Given task: Copy each line of the data below exactly, leaving out pictures.

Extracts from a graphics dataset
■ ■ ■ ■

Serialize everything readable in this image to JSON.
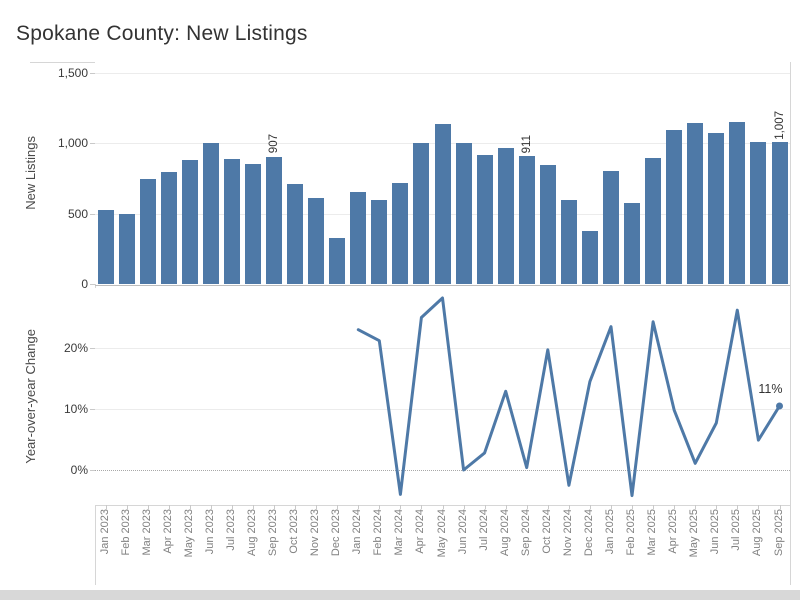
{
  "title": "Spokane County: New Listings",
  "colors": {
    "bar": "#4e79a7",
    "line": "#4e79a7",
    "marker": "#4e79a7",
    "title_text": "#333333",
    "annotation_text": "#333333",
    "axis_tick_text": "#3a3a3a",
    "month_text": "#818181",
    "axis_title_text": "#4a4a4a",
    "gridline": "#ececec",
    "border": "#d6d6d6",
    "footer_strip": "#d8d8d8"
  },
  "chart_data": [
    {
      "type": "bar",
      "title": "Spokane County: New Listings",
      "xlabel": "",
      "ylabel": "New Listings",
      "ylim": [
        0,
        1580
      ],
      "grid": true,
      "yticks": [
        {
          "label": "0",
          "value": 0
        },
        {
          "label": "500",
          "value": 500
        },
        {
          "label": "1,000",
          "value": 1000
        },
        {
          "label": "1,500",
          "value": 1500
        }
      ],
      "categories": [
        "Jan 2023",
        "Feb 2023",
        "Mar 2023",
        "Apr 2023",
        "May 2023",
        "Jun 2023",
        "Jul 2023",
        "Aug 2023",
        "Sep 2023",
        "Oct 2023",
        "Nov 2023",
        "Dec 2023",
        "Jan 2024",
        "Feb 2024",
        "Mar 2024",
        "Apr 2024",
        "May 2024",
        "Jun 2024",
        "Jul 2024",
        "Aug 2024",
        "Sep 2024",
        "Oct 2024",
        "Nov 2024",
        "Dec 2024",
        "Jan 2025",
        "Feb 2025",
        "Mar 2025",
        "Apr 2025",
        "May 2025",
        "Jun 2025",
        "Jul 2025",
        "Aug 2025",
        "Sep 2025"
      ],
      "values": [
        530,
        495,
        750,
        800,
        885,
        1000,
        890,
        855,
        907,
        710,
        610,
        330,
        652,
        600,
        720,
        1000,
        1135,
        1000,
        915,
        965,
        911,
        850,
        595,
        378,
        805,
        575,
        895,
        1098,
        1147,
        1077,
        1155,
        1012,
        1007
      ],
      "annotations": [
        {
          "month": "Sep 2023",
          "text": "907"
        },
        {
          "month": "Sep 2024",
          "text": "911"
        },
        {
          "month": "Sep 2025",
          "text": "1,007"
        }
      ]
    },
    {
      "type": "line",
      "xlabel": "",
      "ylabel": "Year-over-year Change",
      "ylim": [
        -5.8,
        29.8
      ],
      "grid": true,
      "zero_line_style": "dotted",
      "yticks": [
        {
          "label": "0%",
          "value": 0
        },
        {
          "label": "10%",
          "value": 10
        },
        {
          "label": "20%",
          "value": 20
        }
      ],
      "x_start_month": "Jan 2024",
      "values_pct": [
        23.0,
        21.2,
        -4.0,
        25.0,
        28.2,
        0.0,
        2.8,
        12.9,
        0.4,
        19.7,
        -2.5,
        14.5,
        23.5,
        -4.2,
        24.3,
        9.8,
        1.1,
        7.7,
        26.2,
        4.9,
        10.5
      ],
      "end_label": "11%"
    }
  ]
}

■ ■ ■ ■

Result:
Serialize everything readable in this image to JSON.
{
  "title": "Spokane County: New Listings",
  "colors": {
    "bar": "#4e79a7",
    "line": "#4e79a7",
    "marker": "#4e79a7",
    "title_text": "#333333",
    "annotation_text": "#333333",
    "axis_tick_text": "#3a3a3a",
    "month_text": "#818181",
    "axis_title_text": "#4a4a4a",
    "gridline": "#ececec",
    "border": "#d6d6d6",
    "footer_strip": "#d8d8d8"
  },
  "chart_data": [
    {
      "type": "bar",
      "title": "Spokane County: New Listings",
      "xlabel": "",
      "ylabel": "New Listings",
      "ylim": [
        0,
        1580
      ],
      "grid": true,
      "yticks": [
        {
          "label": "0",
          "value": 0
        },
        {
          "label": "500",
          "value": 500
        },
        {
          "label": "1,000",
          "value": 1000
        },
        {
          "label": "1,500",
          "value": 1500
        }
      ],
      "categories": [
        "Jan 2023",
        "Feb 2023",
        "Mar 2023",
        "Apr 2023",
        "May 2023",
        "Jun 2023",
        "Jul 2023",
        "Aug 2023",
        "Sep 2023",
        "Oct 2023",
        "Nov 2023",
        "Dec 2023",
        "Jan 2024",
        "Feb 2024",
        "Mar 2024",
        "Apr 2024",
        "May 2024",
        "Jun 2024",
        "Jul 2024",
        "Aug 2024",
        "Sep 2024",
        "Oct 2024",
        "Nov 2024",
        "Dec 2024",
        "Jan 2025",
        "Feb 2025",
        "Mar 2025",
        "Apr 2025",
        "May 2025",
        "Jun 2025",
        "Jul 2025",
        "Aug 2025",
        "Sep 2025"
      ],
      "values": [
        530,
        495,
        750,
        800,
        885,
        1000,
        890,
        855,
        907,
        710,
        610,
        330,
        652,
        600,
        720,
        1000,
        1135,
        1000,
        915,
        965,
        911,
        850,
        595,
        378,
        805,
        575,
        895,
        1098,
        1147,
        1077,
        1155,
        1012,
        1007
      ],
      "annotations": [
        {
          "month": "Sep 2023",
          "text": "907"
        },
        {
          "month": "Sep 2024",
          "text": "911"
        },
        {
          "month": "Sep 2025",
          "text": "1,007"
        }
      ]
    },
    {
      "type": "line",
      "xlabel": "",
      "ylabel": "Year-over-year Change",
      "ylim": [
        -5.8,
        29.8
      ],
      "grid": true,
      "zero_line_style": "dotted",
      "yticks": [
        {
          "label": "0%",
          "value": 0
        },
        {
          "label": "10%",
          "value": 10
        },
        {
          "label": "20%",
          "value": 20
        }
      ],
      "x_start_month": "Jan 2024",
      "values_pct": [
        23.0,
        21.2,
        -4.0,
        25.0,
        28.2,
        0.0,
        2.8,
        12.9,
        0.4,
        19.7,
        -2.5,
        14.5,
        23.5,
        -4.2,
        24.3,
        9.8,
        1.1,
        7.7,
        26.2,
        4.9,
        10.5
      ],
      "end_label": "11%"
    }
  ]
}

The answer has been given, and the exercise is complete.